## Start Rows

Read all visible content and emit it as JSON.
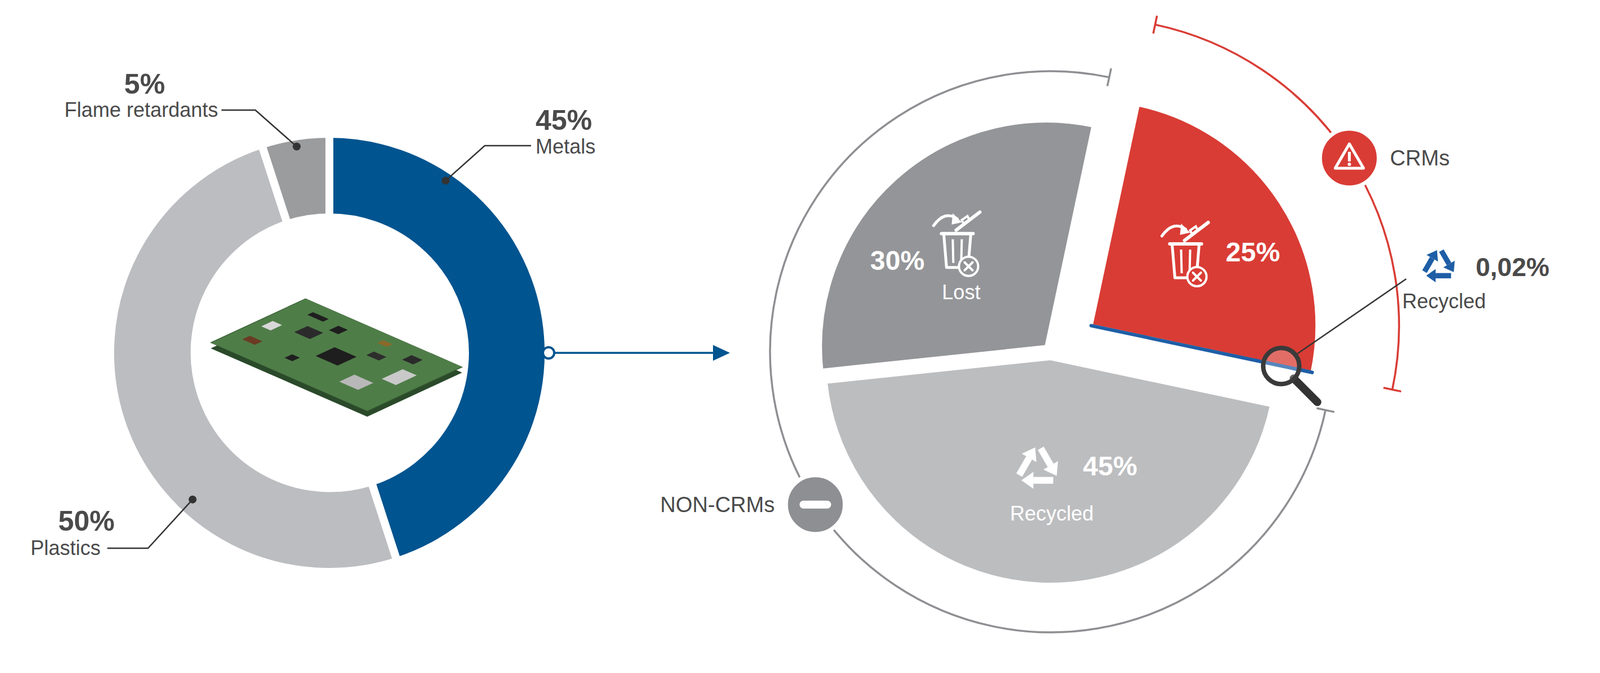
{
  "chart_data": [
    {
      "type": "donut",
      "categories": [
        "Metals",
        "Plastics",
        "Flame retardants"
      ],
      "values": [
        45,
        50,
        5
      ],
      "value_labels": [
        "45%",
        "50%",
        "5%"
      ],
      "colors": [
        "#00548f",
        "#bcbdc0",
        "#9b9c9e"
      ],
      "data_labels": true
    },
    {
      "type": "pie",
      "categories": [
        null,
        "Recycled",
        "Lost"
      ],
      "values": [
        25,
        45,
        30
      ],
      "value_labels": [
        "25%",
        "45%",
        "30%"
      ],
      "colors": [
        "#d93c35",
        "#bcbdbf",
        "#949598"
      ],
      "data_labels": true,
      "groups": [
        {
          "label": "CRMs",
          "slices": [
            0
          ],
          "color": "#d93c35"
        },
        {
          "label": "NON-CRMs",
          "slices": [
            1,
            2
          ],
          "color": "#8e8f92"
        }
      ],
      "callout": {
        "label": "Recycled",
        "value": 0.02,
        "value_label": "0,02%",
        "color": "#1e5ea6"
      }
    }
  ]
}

## End Rows

Exercise brief: Leave the pictures out and reproduce all of the records exactly.

Exercise output:
Read all visible content and emit it as JSON.
{
  "chart_data": [
    {
      "type": "donut",
      "categories": [
        "Metals",
        "Plastics",
        "Flame retardants"
      ],
      "values": [
        45,
        50,
        5
      ],
      "value_labels": [
        "45%",
        "50%",
        "5%"
      ],
      "colors": [
        "#00548f",
        "#bcbdc0",
        "#9b9c9e"
      ],
      "data_labels": true
    },
    {
      "type": "pie",
      "categories": [
        null,
        "Recycled",
        "Lost"
      ],
      "values": [
        25,
        45,
        30
      ],
      "value_labels": [
        "25%",
        "45%",
        "30%"
      ],
      "colors": [
        "#d93c35",
        "#bcbdbf",
        "#949598"
      ],
      "data_labels": true,
      "groups": [
        {
          "label": "CRMs",
          "slices": [
            0
          ],
          "color": "#d93c35"
        },
        {
          "label": "NON-CRMs",
          "slices": [
            1,
            2
          ],
          "color": "#8e8f92"
        }
      ],
      "callout": {
        "label": "Recycled",
        "value": 0.02,
        "value_label": "0,02%",
        "color": "#1e5ea6"
      }
    }
  ]
}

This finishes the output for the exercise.